↓
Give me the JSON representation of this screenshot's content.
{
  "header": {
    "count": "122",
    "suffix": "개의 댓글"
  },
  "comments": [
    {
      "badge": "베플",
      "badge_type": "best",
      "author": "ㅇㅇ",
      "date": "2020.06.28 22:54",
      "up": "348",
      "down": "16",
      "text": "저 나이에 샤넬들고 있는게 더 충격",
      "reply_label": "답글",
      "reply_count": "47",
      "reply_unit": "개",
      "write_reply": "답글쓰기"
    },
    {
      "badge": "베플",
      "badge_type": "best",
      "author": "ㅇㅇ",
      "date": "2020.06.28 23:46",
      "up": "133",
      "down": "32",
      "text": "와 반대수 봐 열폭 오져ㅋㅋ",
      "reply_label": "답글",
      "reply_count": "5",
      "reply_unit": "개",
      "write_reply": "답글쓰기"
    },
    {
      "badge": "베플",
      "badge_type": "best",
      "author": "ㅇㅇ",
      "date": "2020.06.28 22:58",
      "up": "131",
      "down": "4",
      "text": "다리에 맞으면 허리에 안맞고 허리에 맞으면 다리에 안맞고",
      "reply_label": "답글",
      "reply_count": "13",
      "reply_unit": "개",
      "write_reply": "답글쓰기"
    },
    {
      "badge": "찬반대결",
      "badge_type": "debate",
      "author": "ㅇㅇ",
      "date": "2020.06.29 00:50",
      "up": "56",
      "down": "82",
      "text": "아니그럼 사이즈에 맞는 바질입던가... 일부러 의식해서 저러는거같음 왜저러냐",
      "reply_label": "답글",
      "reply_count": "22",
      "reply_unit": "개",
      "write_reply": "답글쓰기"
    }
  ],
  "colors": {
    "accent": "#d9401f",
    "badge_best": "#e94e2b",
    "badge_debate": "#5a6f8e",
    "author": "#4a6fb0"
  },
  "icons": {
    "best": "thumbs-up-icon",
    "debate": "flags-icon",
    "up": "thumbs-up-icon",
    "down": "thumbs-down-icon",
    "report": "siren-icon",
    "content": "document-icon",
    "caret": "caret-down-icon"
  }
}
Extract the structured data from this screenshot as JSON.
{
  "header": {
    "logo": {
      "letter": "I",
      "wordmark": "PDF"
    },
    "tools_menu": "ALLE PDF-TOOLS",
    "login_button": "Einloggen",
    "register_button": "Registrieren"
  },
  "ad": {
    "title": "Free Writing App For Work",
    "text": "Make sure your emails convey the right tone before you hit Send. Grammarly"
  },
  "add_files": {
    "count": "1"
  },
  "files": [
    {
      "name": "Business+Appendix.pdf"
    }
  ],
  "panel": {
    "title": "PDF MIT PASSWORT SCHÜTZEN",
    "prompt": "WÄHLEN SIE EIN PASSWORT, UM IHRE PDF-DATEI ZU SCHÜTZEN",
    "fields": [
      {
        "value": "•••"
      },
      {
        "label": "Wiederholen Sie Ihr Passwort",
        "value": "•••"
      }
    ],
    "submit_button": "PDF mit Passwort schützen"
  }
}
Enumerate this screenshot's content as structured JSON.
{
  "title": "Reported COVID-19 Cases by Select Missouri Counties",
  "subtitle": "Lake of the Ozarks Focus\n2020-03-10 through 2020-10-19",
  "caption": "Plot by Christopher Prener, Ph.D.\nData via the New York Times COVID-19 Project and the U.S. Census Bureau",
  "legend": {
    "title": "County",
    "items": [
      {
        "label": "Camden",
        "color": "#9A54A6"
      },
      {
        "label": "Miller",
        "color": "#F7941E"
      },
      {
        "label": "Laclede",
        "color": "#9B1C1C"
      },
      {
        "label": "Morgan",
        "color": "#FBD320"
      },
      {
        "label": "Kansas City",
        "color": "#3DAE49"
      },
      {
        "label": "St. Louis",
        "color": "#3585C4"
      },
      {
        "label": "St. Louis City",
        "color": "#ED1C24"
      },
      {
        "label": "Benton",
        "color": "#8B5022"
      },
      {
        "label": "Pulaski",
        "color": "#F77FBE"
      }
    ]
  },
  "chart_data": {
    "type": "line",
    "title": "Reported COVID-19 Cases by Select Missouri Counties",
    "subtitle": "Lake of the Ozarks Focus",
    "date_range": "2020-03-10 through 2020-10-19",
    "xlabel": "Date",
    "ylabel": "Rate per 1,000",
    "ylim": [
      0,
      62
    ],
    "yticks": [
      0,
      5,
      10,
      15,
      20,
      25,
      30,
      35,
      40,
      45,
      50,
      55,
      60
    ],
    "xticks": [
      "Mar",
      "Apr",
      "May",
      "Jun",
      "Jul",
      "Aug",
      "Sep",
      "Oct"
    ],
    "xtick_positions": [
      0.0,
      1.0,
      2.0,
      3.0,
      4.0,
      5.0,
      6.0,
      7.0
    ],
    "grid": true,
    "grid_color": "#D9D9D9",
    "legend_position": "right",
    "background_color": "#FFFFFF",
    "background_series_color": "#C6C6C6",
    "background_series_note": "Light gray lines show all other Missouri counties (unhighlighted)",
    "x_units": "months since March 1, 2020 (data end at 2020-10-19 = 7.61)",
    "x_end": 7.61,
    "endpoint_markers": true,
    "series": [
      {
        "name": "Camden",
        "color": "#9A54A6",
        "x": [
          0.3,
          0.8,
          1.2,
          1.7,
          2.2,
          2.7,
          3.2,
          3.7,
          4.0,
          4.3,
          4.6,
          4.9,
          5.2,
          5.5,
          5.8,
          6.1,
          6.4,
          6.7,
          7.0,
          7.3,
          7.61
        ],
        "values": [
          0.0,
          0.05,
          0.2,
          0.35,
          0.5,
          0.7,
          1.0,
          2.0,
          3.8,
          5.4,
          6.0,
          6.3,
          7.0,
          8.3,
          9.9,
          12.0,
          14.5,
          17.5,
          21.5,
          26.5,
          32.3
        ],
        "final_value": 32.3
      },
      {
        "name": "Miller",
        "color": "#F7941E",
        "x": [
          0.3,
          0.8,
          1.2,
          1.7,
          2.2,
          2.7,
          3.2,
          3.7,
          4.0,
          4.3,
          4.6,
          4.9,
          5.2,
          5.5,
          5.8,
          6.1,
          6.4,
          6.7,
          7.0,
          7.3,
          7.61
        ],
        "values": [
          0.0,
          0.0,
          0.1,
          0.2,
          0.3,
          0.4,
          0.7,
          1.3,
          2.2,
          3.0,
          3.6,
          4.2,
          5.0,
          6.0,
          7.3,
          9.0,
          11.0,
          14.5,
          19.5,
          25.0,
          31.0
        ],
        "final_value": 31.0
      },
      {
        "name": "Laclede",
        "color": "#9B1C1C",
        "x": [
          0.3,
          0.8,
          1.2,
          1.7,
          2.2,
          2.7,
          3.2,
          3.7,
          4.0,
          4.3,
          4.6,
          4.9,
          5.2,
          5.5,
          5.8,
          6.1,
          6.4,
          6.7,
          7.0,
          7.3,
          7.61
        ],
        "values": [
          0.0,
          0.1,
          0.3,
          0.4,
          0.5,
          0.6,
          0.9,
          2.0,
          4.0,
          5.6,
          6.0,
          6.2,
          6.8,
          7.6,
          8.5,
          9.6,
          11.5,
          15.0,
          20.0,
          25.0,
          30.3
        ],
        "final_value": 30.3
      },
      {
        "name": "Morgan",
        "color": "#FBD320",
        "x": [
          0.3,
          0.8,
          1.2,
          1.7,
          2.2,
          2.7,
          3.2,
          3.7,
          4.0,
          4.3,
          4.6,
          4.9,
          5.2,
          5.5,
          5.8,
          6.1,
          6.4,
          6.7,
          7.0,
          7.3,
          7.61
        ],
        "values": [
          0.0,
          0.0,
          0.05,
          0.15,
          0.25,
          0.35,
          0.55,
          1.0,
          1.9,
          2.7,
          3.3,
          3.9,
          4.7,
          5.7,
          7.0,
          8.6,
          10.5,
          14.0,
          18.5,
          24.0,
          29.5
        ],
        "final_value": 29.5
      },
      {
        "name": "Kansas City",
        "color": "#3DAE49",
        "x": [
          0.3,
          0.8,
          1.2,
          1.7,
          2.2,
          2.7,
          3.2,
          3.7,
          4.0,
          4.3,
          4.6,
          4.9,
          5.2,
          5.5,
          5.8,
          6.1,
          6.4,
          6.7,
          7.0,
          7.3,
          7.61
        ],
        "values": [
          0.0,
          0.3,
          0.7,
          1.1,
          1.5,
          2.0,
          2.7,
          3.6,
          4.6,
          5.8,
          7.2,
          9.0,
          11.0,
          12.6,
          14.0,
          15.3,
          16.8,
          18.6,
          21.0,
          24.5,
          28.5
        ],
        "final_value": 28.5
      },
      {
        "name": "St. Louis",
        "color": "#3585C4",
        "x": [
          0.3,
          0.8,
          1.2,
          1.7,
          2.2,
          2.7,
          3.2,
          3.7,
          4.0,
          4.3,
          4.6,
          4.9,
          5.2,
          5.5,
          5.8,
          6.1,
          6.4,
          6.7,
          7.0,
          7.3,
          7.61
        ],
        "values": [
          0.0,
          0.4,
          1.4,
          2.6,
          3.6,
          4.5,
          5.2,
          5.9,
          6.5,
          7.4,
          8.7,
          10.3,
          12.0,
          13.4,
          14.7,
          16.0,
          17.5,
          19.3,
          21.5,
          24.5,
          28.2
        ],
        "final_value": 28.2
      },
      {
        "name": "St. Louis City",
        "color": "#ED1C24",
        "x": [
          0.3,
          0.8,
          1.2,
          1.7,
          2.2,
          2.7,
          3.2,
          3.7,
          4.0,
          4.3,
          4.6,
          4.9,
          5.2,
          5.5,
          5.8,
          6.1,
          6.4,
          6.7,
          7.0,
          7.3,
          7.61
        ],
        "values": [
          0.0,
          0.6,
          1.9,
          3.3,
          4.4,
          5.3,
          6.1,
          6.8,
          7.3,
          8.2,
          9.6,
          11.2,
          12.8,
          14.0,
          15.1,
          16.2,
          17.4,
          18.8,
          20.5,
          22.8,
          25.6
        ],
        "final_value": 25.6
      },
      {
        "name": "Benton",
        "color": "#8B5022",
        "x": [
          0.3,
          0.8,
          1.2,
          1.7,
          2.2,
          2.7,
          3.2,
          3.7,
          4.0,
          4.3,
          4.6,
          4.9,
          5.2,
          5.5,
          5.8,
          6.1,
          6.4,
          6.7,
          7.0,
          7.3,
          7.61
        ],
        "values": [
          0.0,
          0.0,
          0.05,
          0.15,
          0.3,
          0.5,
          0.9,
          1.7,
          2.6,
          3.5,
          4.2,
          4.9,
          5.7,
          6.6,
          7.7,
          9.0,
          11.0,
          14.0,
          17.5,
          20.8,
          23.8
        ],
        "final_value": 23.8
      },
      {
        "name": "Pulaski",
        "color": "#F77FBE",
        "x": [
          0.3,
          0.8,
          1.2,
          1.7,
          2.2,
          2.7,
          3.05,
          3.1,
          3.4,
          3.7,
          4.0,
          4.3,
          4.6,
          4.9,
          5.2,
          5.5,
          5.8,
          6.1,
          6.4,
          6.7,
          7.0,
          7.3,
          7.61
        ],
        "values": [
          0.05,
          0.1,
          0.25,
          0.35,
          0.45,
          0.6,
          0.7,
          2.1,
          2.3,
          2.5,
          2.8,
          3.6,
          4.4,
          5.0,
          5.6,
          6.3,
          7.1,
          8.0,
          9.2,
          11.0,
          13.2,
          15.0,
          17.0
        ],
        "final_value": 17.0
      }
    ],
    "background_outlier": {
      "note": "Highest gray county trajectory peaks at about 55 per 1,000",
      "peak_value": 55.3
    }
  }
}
↑
Whenever "thumbs" turns up in a line, pick that line out.

## Response to this task
    "best": "thumbs-up-icon",
    "up": "thumbs-up-icon",
    "down": "thumbs-down-icon",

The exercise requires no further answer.